***** RAW DATA
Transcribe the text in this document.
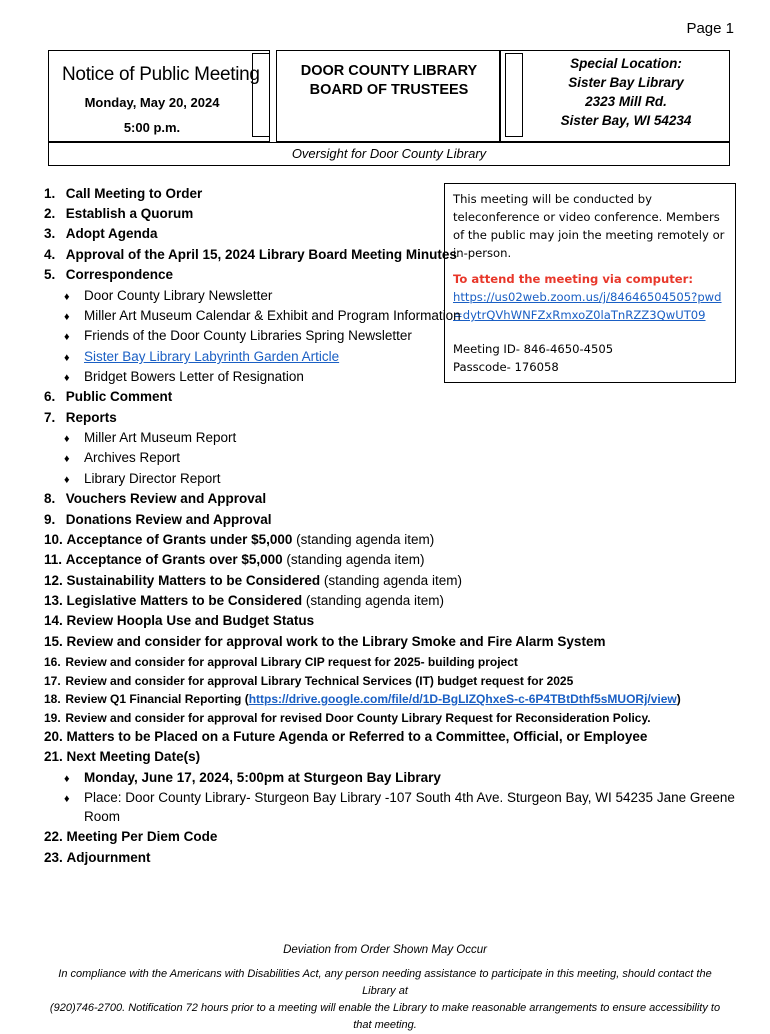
Page 1
Notice of Public Meeting
Monday, May 20, 2024
5:00 p.m.
DOOR COUNTY LIBRARY
BOARD OF TRUSTEES
Special Location:
Sister Bay Library
2323 Mill Rd.
Sister Bay, WI 54234
Oversight for Door County Library

This meeting will be conducted by teleconference or video conference. Members of the public may join the meeting remotely or in-person.

To attend the meeting via computer:

https://us02web.zoom.us/j/84646504505?pwd=dytrQVhWNFZxRmxoZ0laTnRZZ3QwUT09

Meeting ID- 846-4650-4505

Passcode- 176058

1. Call Meeting to Order
2. Establish a Quorum
3. Adopt Agenda
4. Approval of the April 15, 2024 Library Board Meeting Minutes
5. Correspondence
♦ Door County Library Newsletter
♦ Miller Art Museum Calendar & Exhibit and Program Information
♦ Friends of the Door County Libraries Spring Newsletter
♦ Sister Bay Library Labyrinth Garden Article
♦ Bridget Bowers Letter of Resignation
6. Public Comment
7. Reports
♦ Miller Art Museum Report
♦ Archives Report
♦ Library Director Report
8. Vouchers Review and Approval
9. Donations Review and Approval
10. Acceptance of Grants under $5,000 (standing agenda item)
11. Acceptance of Grants over $5,000 (standing agenda item)
12. Sustainability Matters to be Considered (standing agenda item)
13. Legislative Matters to be Considered (standing agenda item)
14. Review Hoopla Use and Budget Status
15. Review and consider for approval work to the Library Smoke and Fire Alarm System
16. Review and consider for approval Library CIP request for 2025- building project
17. Review and consider for approval Library Technical Services (IT) budget request for 2025
18. Review Q1 Financial Reporting (https://drive.google.com/file/d/1D-BgLIZQhxeS-c-6P4TBtDthf5sMUORj/view)
19. Review and consider for approval for revised Door County Library Request for Reconsideration Policy.
20. Matters to be Placed on a Future Agenda or Referred to a Committee, Official, or Employee
21. Next Meeting Date(s)
♦ Monday, June 17, 2024, 5:00pm at Sturgeon Bay Library
♦ Place: Door County Library- Sturgeon Bay Library -107 South 4th Ave. Sturgeon Bay, WI 54235 Jane Greene
Room
22. Meeting Per Diem Code
23. Adjournment
Deviation from Order Shown May Occur
In compliance with the Americans with Disabilities Act, any person needing assistance to participate in this meeting, should contact the Library at
(920)746-2700. Notification 72 hours prior to a meeting will enable the Library to make reasonable arrangements to ensure accessibility to that meeting.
**********
Show all lines above holding "Considered".

12. Sustainability Matters to be Considered (standing agenda item)
13. Legislative Matters to be Considered (standing agenda item)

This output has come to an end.